▶ [SUPPLIED INFORMATION]
—————

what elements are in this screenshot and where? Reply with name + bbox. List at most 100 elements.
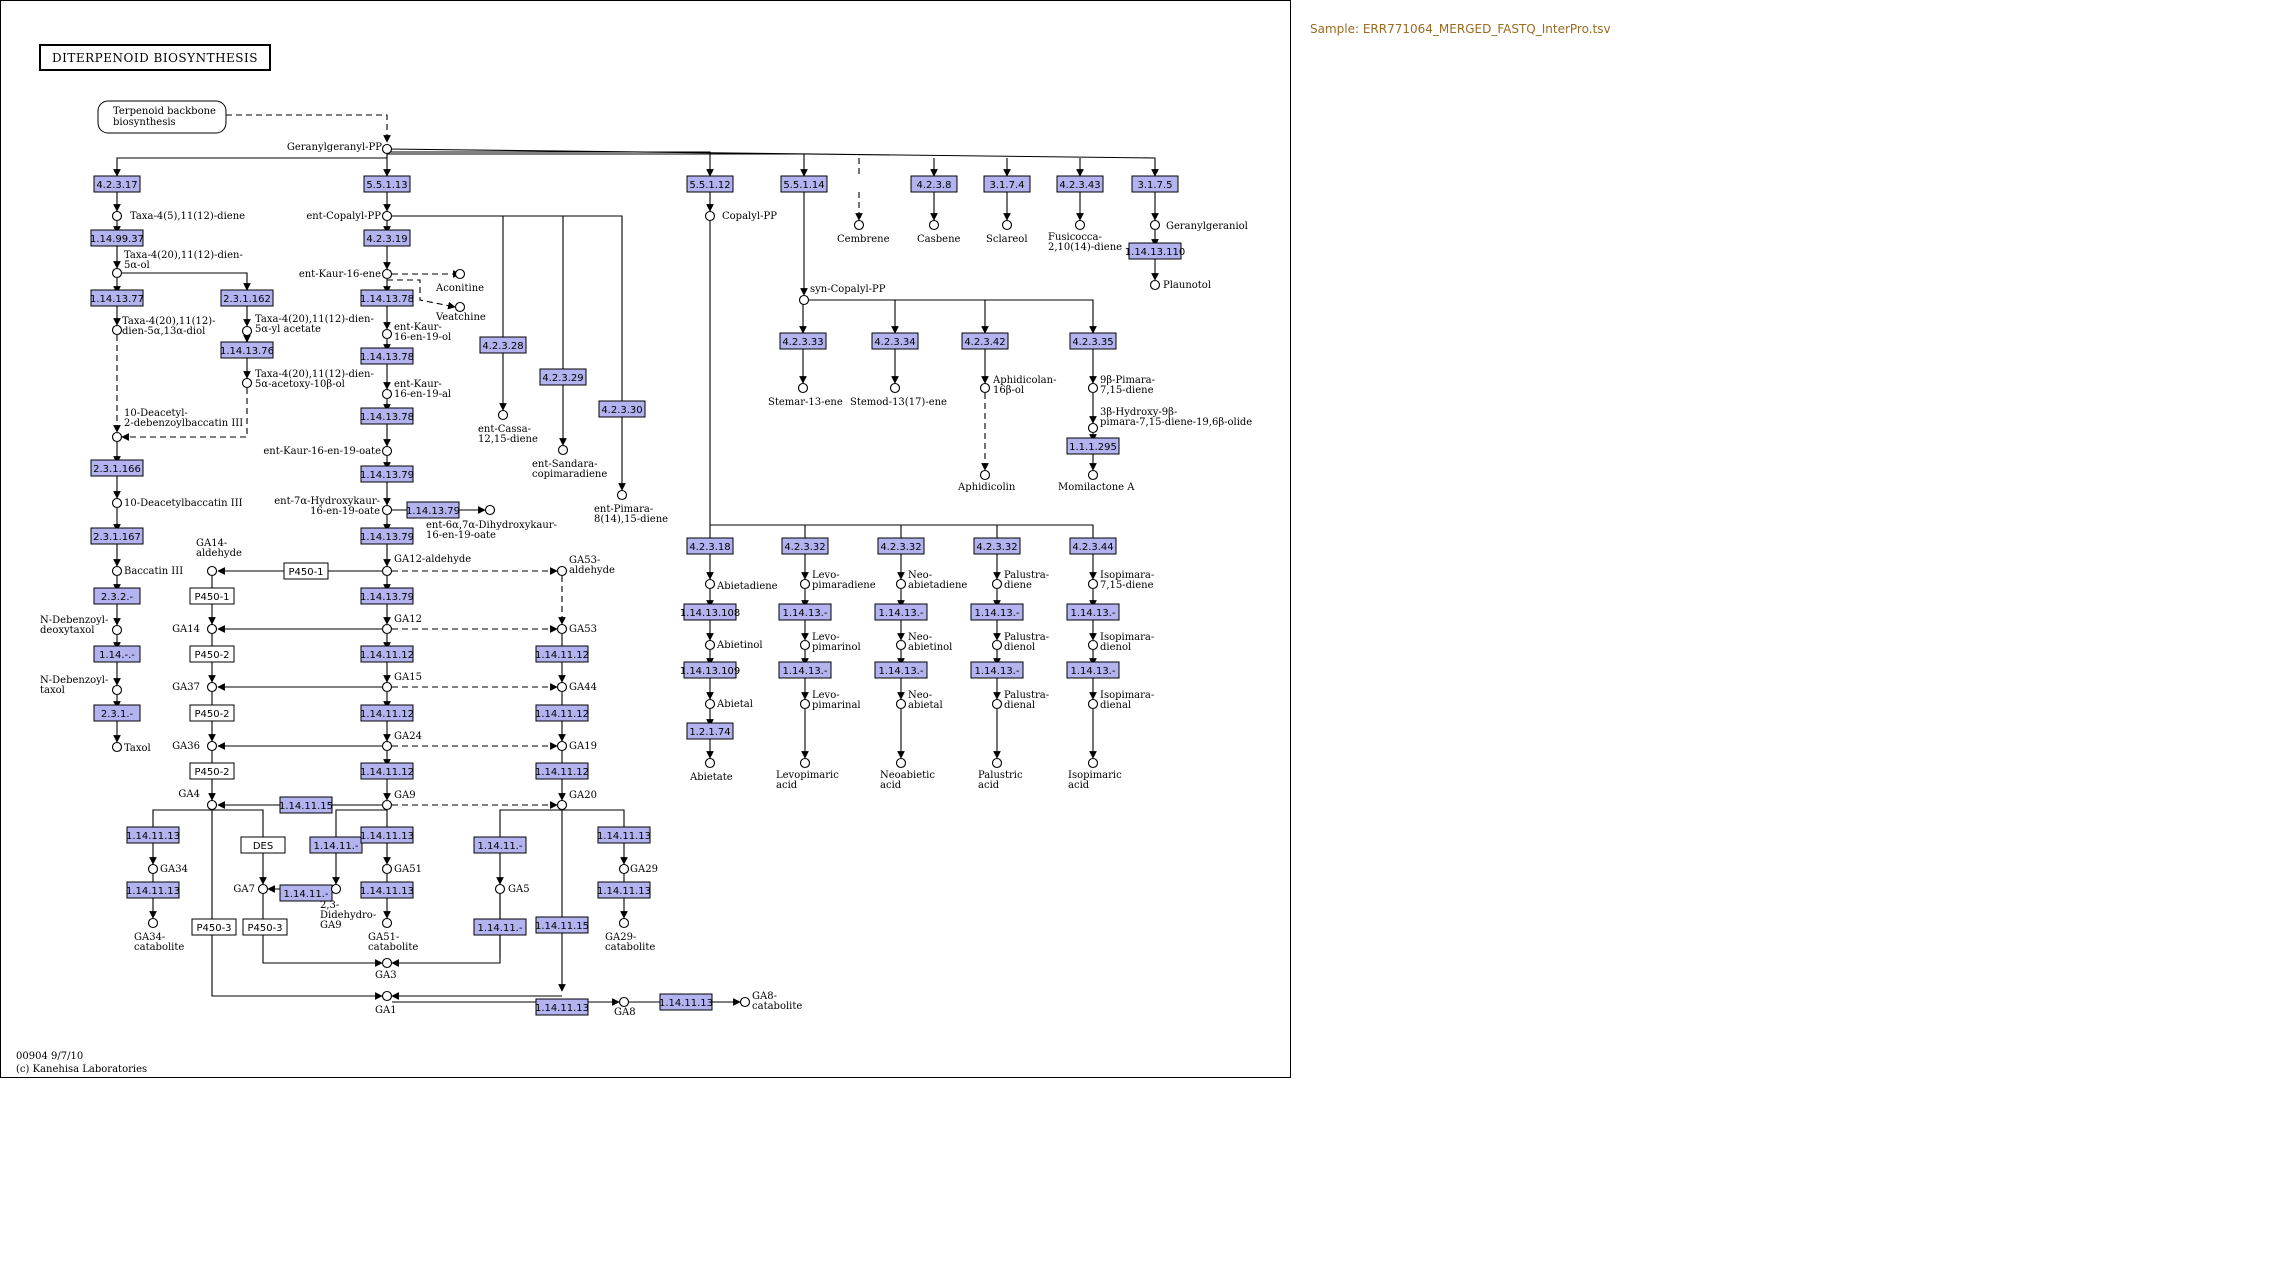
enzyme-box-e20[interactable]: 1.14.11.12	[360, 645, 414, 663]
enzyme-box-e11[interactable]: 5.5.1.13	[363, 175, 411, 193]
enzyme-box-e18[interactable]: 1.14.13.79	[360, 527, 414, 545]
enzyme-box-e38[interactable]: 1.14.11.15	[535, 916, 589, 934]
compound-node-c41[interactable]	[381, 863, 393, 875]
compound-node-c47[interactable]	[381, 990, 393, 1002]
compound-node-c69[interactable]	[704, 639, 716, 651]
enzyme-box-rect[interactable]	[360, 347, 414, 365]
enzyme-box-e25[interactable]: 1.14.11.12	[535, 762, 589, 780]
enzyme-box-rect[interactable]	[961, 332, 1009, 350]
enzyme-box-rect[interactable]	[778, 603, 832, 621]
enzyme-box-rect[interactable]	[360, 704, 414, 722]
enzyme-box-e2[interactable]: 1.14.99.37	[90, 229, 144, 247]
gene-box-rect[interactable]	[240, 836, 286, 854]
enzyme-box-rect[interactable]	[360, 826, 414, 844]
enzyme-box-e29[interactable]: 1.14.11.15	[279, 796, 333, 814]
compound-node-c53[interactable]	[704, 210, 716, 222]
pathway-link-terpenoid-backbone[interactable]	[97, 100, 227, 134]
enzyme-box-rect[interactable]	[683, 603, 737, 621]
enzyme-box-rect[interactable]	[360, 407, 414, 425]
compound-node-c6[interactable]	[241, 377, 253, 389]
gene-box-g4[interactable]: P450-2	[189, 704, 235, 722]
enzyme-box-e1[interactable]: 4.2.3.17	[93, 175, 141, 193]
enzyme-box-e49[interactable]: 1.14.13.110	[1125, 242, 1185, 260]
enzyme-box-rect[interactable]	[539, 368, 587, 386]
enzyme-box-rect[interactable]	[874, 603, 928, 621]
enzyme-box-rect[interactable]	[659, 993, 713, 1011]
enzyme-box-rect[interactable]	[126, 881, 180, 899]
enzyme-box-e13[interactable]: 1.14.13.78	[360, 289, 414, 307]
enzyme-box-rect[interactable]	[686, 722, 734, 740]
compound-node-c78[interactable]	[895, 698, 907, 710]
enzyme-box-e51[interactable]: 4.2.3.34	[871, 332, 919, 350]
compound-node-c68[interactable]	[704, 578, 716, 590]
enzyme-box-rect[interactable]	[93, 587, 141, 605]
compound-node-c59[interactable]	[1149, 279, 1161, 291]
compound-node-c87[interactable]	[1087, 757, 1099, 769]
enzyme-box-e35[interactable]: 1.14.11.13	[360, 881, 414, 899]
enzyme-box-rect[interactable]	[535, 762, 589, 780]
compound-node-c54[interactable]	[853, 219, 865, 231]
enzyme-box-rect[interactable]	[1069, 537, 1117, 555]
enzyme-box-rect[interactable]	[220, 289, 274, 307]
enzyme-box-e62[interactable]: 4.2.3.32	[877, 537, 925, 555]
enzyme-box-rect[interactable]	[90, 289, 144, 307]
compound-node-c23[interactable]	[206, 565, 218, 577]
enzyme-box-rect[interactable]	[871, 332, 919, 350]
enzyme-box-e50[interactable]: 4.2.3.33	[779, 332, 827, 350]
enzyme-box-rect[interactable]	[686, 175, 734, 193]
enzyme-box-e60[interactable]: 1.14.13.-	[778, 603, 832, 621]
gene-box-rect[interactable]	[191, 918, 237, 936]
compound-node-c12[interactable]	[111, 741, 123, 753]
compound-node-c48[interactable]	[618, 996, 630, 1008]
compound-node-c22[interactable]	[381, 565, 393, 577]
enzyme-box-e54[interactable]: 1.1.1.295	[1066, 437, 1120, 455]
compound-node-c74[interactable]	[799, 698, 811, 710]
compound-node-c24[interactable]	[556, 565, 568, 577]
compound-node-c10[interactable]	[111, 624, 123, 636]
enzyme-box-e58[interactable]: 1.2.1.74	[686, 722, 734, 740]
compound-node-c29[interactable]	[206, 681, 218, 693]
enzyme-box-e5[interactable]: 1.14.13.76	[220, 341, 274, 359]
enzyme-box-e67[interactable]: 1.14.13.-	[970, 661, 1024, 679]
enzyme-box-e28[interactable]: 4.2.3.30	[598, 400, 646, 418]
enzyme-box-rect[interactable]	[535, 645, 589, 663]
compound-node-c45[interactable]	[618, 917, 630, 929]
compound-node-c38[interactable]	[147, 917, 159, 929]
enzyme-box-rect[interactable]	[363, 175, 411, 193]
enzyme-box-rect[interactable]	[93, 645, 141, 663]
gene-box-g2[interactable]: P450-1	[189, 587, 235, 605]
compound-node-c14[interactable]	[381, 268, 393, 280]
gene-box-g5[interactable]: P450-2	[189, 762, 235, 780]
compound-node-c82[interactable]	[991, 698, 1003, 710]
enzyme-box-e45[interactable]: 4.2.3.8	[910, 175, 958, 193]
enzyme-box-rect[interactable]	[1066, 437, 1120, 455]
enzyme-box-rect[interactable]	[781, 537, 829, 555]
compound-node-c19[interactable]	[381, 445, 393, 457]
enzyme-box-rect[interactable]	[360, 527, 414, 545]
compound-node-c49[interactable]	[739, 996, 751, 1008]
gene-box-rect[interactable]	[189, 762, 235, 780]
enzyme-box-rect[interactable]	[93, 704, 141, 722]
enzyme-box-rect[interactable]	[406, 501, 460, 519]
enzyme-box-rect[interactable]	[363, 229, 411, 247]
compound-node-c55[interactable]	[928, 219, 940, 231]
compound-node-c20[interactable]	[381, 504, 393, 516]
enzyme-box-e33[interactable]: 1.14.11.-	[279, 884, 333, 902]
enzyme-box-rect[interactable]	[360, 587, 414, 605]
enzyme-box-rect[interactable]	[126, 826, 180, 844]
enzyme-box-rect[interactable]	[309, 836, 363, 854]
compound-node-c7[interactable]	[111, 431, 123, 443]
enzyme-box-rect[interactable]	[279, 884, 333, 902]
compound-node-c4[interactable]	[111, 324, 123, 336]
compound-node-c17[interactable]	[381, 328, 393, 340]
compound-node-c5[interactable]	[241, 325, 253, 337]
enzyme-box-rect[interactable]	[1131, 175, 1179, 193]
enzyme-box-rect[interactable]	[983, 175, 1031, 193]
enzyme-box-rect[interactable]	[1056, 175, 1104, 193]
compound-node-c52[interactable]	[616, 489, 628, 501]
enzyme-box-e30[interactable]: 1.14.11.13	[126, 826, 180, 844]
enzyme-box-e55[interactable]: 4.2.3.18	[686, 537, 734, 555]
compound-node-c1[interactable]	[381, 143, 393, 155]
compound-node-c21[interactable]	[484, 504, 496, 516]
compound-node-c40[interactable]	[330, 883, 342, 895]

—————

Each line in the records above that contains the word "gene" must be copied.

gene-box-rect[interactable]	[240, 836, 286, 854]
gene-box-g4[interactable]: P450-2	[189, 704, 235, 722]
gene-box-rect[interactable]	[191, 918, 237, 936]
gene-box-g2[interactable]: P450-1	[189, 587, 235, 605]
gene-box-g5[interactable]: P450-2	[189, 762, 235, 780]
gene-box-rect[interactable]	[189, 762, 235, 780]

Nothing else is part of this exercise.